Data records
════════

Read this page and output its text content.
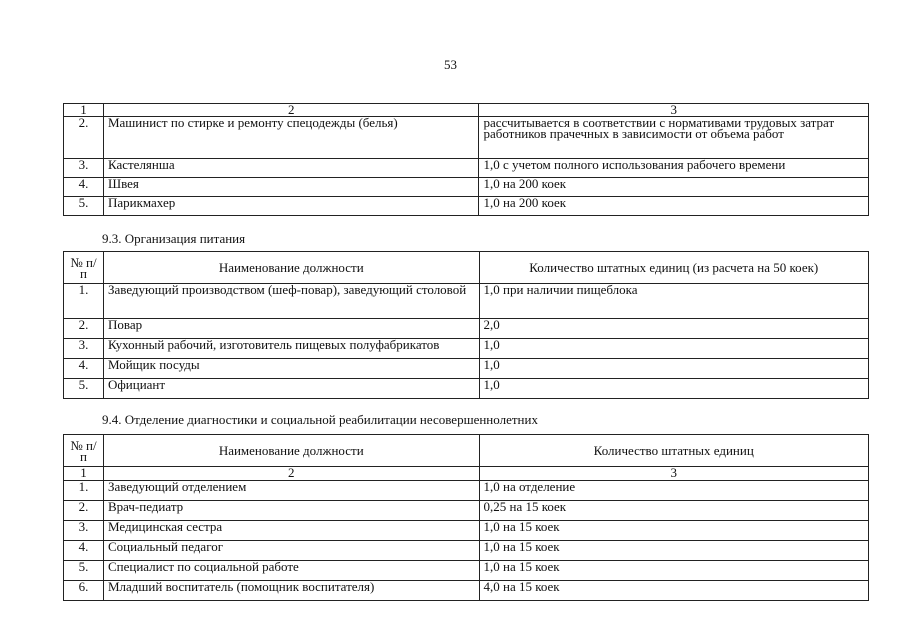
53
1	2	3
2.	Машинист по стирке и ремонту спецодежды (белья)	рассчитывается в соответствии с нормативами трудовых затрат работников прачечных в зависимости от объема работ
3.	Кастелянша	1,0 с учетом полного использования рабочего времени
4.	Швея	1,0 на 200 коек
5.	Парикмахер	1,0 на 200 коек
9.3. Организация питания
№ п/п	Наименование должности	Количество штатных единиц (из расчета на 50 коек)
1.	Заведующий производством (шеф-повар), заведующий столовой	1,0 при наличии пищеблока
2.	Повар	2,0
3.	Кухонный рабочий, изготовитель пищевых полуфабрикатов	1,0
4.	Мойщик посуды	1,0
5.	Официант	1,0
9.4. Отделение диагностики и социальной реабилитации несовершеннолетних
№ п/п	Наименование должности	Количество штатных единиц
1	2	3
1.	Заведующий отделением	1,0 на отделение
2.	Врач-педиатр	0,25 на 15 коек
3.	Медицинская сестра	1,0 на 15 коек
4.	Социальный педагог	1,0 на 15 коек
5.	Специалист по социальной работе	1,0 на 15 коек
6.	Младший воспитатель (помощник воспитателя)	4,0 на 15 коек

════════

Your task:
Search the listing above for the string "должности". Copy every line that contains it.

Expected answer:
№ п/п	Наименование должности	Количество штатных единиц (из расчета на 50 коек)
№ п/п	Наименование должности	Количество штатных единиц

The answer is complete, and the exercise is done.